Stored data

┌────────

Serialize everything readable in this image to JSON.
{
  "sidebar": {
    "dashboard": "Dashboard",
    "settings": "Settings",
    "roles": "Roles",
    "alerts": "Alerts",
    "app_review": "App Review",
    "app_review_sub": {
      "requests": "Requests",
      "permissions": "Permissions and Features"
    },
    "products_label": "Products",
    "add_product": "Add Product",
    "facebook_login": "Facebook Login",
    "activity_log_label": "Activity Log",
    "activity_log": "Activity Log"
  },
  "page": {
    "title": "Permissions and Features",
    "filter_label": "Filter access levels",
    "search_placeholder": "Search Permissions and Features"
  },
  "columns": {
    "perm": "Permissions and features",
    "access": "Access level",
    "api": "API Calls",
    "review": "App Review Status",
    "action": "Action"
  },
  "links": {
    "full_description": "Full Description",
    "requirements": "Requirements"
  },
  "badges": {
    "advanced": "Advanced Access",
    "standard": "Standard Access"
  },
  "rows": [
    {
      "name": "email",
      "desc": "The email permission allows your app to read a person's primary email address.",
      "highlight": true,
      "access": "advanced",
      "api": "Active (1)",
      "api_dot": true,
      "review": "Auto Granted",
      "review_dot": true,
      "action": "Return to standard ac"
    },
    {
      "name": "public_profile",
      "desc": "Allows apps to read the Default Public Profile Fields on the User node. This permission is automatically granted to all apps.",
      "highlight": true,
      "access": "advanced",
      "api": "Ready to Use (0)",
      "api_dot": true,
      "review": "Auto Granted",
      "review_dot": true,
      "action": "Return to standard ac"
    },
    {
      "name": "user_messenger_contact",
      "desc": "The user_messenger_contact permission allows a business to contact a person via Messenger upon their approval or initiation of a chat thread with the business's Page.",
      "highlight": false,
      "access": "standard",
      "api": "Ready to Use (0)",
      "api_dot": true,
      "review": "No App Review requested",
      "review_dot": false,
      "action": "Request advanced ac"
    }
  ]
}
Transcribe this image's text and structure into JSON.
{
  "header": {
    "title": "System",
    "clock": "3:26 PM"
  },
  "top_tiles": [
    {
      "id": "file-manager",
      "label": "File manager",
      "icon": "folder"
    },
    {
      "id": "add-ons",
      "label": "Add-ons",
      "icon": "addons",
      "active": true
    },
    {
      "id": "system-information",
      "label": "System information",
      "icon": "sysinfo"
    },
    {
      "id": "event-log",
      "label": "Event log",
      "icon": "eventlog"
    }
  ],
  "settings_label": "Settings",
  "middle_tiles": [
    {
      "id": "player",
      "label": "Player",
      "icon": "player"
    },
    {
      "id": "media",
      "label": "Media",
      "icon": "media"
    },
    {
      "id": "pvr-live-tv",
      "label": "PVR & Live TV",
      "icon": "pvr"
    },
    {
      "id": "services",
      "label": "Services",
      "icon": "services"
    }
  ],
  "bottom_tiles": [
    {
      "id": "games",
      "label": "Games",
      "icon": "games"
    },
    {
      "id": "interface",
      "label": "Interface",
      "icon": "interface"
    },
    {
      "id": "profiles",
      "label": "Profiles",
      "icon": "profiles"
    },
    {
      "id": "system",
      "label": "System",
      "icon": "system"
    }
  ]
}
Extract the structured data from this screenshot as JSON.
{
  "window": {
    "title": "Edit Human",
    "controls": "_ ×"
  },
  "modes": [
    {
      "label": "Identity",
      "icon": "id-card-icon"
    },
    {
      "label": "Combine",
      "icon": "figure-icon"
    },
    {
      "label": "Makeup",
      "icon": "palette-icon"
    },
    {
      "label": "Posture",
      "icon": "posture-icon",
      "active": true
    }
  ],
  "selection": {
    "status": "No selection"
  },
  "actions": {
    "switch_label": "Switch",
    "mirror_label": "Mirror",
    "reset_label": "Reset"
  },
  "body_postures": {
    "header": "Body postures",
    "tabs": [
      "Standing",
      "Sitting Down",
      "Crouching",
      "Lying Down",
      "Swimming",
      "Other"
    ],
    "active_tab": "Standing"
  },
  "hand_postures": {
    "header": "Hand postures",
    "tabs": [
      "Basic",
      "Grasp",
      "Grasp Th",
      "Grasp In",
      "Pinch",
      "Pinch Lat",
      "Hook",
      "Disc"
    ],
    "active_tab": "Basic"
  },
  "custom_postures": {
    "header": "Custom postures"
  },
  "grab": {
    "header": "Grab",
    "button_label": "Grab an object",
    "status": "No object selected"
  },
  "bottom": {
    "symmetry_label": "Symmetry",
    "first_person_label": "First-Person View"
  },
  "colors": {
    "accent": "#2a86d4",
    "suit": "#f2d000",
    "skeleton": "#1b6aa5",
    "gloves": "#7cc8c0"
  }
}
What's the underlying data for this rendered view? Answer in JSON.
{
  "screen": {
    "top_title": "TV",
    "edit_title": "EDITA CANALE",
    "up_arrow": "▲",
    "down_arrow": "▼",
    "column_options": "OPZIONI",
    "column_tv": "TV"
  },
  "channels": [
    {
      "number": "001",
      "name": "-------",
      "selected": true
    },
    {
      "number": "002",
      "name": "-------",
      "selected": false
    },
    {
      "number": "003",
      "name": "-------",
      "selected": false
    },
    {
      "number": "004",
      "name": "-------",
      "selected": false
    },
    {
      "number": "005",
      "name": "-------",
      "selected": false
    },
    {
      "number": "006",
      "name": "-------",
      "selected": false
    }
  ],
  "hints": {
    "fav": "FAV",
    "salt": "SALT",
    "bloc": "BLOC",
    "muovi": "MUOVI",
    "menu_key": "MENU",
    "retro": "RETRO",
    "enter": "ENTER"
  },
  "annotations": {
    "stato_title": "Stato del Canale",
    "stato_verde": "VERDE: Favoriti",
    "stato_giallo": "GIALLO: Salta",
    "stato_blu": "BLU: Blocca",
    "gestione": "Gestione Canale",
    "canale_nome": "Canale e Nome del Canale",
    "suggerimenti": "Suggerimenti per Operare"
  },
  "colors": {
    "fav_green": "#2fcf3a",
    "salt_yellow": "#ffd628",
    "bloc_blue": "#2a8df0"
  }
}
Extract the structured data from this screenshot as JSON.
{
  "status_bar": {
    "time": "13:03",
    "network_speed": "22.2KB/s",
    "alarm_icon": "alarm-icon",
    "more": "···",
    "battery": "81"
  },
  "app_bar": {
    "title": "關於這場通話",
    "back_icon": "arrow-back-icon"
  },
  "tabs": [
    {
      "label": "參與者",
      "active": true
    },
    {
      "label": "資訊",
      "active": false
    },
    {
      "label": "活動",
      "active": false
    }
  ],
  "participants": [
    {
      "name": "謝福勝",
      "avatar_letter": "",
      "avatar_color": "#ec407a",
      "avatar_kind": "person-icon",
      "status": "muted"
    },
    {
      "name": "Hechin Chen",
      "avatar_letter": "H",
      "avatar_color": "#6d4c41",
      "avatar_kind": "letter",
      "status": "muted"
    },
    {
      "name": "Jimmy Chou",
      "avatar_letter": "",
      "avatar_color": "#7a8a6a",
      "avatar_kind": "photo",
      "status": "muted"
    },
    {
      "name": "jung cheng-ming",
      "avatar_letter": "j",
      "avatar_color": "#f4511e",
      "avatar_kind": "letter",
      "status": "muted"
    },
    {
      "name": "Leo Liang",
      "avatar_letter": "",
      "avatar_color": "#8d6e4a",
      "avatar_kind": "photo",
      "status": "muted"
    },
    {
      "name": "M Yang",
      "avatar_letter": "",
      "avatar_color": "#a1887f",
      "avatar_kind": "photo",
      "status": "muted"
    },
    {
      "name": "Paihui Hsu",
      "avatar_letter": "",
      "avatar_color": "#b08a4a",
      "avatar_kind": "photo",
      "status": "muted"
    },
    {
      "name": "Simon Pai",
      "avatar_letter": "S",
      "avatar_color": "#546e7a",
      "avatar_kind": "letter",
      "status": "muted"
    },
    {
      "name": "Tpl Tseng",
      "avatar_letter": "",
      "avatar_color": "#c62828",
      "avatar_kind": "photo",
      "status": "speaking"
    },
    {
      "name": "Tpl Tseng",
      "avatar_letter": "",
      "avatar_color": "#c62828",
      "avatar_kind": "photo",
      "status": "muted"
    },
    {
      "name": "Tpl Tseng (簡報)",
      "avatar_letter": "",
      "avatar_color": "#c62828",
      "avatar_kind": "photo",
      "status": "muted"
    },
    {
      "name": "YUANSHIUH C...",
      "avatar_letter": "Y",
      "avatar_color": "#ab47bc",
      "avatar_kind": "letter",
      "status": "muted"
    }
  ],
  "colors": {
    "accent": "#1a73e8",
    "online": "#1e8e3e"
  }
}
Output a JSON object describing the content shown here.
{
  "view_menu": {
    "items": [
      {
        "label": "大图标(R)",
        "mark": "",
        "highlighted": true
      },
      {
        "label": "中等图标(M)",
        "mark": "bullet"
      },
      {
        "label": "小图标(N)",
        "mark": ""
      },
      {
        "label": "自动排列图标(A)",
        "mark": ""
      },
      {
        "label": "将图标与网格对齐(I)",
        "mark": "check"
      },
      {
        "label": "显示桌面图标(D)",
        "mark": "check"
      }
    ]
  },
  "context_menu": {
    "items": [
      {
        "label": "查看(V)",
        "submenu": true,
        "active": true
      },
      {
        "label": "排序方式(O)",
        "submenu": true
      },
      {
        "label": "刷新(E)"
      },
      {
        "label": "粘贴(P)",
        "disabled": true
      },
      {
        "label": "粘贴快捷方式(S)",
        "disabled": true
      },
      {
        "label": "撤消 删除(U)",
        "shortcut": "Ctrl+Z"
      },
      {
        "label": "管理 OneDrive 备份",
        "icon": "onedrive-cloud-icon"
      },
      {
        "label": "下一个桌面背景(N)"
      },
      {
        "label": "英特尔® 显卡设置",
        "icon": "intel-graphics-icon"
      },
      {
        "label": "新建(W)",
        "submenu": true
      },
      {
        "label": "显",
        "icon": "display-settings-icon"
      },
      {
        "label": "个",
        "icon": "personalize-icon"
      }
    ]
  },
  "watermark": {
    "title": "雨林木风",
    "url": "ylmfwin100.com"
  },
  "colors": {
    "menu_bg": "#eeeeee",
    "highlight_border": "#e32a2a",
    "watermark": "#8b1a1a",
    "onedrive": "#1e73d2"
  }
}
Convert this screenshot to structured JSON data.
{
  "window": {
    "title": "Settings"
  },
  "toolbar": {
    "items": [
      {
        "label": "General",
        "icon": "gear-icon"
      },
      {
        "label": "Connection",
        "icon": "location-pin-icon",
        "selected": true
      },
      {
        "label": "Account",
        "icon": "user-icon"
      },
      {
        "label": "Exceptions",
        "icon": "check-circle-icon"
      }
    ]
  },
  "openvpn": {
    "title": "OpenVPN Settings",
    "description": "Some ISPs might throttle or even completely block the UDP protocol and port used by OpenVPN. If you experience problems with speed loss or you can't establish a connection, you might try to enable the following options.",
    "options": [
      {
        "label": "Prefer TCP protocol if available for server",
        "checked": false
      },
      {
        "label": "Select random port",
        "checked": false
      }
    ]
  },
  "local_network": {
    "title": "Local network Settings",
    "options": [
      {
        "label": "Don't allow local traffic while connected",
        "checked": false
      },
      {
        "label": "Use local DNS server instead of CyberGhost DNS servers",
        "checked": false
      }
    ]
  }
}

└────────

The task – Look through the entries above for the word "object". Copy every line where it shows up.

The result –
    "button_label": "Grab an object",
    "status": "No object selected"
Output a JSON object describing the content shown here.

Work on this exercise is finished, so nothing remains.